Data entries

-=-=-

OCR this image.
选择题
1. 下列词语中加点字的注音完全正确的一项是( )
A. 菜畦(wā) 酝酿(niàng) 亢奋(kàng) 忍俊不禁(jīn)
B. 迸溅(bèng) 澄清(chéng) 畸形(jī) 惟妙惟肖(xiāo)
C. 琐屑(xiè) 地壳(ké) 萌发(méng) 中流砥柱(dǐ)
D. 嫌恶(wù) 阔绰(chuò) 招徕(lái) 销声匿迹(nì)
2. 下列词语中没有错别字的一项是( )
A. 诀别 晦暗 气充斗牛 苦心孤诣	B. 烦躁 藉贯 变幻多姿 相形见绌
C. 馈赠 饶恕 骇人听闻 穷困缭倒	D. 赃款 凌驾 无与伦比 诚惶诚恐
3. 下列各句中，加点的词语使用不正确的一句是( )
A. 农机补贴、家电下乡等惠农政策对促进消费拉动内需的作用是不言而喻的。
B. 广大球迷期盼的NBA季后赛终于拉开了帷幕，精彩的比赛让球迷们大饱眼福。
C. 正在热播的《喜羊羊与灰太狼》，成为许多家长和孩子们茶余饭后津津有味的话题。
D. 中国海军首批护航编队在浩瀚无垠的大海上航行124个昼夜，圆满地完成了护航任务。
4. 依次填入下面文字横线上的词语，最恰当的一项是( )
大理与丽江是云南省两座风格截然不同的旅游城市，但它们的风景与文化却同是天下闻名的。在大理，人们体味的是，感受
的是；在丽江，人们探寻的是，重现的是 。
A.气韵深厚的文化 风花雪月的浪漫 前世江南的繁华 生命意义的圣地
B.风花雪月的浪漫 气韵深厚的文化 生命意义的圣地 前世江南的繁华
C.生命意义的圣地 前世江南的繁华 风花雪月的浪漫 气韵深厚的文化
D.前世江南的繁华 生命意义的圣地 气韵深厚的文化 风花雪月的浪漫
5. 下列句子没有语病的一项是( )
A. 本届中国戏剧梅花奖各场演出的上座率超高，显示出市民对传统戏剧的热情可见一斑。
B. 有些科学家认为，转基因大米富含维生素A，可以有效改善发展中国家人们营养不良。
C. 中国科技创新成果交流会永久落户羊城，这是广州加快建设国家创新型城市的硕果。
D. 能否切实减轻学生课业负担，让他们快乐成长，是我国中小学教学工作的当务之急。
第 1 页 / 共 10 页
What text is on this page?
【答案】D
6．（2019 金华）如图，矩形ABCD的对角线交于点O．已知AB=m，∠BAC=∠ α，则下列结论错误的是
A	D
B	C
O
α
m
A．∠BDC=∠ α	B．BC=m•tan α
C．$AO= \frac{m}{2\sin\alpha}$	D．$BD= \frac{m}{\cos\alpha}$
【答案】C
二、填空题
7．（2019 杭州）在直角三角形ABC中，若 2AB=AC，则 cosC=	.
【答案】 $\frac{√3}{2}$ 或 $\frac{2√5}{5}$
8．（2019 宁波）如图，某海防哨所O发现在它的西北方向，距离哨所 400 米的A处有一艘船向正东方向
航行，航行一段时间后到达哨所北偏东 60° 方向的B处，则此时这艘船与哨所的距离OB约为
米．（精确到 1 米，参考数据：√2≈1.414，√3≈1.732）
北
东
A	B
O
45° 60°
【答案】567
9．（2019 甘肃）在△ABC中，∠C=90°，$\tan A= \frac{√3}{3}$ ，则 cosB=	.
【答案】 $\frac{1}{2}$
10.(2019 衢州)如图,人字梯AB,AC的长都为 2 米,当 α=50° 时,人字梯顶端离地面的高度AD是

-=-=-

### EXERCISE GOAL
Tally up the lines in the preceding listing that contain the string "气韵深厚的文化". Respond with the number and nothing else.

### ANSWER TO THE TASK
4